Copy out every record below, word for word.

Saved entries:
********************
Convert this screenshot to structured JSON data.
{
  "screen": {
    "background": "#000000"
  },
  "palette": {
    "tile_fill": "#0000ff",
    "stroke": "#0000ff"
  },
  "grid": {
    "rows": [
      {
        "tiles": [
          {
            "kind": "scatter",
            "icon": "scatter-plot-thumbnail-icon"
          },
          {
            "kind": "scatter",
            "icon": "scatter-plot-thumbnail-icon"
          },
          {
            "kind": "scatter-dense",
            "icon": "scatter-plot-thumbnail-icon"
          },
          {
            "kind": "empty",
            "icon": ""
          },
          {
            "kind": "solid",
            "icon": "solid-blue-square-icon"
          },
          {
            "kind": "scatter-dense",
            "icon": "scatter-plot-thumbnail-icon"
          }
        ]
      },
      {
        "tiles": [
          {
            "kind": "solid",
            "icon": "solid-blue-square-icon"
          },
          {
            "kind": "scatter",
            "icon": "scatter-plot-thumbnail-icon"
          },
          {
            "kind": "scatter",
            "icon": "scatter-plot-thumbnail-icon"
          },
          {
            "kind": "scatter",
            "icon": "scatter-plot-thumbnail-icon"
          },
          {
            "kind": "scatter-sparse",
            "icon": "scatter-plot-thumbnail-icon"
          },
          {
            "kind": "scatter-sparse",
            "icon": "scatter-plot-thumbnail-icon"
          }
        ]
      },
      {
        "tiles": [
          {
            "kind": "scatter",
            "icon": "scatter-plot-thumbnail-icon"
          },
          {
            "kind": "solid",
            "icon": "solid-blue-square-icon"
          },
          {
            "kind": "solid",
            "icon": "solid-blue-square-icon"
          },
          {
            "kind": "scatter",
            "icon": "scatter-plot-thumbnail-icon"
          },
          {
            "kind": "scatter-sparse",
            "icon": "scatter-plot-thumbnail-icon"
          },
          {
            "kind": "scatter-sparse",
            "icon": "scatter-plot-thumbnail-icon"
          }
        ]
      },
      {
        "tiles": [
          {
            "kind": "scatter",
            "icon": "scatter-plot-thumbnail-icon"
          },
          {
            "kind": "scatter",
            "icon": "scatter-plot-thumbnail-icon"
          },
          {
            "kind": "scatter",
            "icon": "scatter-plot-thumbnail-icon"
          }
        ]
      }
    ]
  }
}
********************
= Reply =
Convert this screenshot to structured JSON data.
{
  "screen": {
    "background": "#000000"
  },
  "palette": {
    "tile_fill": "#0000ff",
    "stroke": "#0000ff"
  },
  "grid": {
    "rows": [
      {
        "tiles": [
          {
            "kind": "scatter",
            "icon": "scatter-plot-thumbnail-icon"
          },
          {
            "kind": "scatter",
            "icon": "scatter-plot-thumbnail-icon"
          },
          {
            "kind": "scatter-dense",
            "icon": "scatter-plot-thumbnail-icon"
          },
          {
            "kind": "empty",
            "icon": ""
          },
          {
            "kind": "solid",
            "icon": "solid-blue-square-icon"
          },
          {
            "kind": "scatter-dense",
            "icon": "scatter-plot-thumbnail-icon"
          }
        ]
      },
      {
        "tiles": [
          {
            "kind": "solid",
            "icon": "solid-blue-square-icon"
          },
          {
            "kind": "scatter",
            "icon": "scatter-plot-thumbnail-icon"
          },
          {
            "kind": "scatter",
            "icon": "scatter-plot-thumbnail-icon"
          },
          {
            "kind": "scatter",
            "icon": "scatter-plot-thumbnail-icon"
          },
          {
            "kind": "scatter-sparse",
            "icon": "scatter-plot-thumbnail-icon"
          },
          {
            "kind": "scatter-sparse",
            "icon": "scatter-plot-thumbnail-icon"
          }
        ]
      },
      {
        "tiles": [
          {
            "kind": "scatter",
            "icon": "scatter-plot-thumbnail-icon"
          },
          {
            "kind": "solid",
            "icon": "solid-blue-square-icon"
          },
          {
            "kind": "solid",
            "icon": "solid-blue-square-icon"
          },
          {
            "kind": "scatter",
            "icon": "scatter-plot-thumbnail-icon"
          },
          {
            "kind": "scatter-sparse",
            "icon": "scatter-plot-thumbnail-icon"
          },
          {
            "kind": "scatter-sparse",
            "icon": "scatter-plot-thumbnail-icon"
          }
        ]
      },
      {
        "tiles": [
          {
            "kind": "scatter",
            "icon": "scatter-plot-thumbnail-icon"
          },
          {
            "kind": "scatter",
            "icon": "scatter-plot-thumbnail-icon"
          },
          {
            "kind": "scatter",
            "icon": "scatter-plot-thumbnail-icon"
          }
        ]
      }
    ]
  }
}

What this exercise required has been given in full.